Directions: How many lines of these records hold the string "ktsg"? Reply with the number alone.

Extracted records:
## START
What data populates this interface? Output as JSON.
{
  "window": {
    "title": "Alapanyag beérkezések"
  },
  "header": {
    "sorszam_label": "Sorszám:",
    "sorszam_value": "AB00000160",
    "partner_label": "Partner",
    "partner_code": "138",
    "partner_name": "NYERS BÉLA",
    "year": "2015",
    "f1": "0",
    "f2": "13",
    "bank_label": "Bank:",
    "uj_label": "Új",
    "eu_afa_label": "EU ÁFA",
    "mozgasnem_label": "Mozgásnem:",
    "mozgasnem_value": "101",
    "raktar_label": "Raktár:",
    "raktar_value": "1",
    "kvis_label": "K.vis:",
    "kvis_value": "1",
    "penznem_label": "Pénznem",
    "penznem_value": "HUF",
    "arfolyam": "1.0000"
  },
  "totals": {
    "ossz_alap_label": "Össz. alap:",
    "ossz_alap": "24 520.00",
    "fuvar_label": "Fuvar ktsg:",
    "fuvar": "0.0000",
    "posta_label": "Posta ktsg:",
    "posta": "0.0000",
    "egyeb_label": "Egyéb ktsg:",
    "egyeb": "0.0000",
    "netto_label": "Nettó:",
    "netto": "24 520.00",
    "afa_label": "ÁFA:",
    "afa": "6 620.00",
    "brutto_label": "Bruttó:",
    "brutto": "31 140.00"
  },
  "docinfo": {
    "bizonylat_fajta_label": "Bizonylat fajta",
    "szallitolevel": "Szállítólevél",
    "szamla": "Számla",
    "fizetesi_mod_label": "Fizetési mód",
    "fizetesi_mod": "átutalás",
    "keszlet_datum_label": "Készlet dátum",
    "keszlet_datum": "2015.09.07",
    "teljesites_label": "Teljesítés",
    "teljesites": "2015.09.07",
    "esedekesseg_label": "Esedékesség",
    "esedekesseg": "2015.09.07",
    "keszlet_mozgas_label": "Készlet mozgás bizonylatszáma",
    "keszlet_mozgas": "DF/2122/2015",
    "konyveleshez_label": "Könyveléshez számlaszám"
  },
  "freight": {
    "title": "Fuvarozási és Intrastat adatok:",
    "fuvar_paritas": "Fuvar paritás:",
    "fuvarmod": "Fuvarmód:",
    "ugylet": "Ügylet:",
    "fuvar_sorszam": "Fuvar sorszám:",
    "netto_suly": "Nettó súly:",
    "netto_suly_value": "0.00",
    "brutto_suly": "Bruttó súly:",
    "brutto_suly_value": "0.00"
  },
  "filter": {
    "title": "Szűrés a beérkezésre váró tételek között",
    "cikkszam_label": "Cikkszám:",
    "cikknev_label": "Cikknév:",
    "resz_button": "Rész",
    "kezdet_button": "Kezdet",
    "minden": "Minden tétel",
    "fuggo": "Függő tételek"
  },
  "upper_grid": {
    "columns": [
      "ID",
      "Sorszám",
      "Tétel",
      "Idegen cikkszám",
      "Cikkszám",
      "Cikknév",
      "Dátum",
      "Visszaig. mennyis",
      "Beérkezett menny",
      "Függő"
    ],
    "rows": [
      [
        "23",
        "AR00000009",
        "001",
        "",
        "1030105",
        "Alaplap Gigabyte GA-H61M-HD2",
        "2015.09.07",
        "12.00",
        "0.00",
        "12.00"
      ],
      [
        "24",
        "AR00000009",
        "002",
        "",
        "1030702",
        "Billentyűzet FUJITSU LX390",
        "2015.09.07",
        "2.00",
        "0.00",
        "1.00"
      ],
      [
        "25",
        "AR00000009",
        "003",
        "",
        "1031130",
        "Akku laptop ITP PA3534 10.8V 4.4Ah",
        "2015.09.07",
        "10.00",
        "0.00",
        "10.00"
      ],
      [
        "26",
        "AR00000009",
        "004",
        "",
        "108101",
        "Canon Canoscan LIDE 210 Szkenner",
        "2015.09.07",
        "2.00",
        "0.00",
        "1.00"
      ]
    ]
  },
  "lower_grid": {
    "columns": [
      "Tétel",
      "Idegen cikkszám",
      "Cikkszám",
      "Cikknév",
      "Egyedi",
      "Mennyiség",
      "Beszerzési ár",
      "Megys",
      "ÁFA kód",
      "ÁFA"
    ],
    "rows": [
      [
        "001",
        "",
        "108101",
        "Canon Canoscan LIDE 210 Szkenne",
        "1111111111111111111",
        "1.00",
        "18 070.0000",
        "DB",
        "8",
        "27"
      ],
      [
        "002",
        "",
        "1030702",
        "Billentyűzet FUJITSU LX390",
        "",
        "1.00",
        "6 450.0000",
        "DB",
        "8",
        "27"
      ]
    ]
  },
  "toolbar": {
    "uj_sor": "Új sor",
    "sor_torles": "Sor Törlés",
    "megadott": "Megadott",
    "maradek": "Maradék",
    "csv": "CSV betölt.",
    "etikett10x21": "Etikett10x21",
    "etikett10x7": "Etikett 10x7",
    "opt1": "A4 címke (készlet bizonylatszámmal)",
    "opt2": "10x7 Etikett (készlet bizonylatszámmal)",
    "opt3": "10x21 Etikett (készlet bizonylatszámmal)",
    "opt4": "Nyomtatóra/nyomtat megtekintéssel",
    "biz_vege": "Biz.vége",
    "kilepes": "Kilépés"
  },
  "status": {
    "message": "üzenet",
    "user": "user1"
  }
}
## END
The solution: 3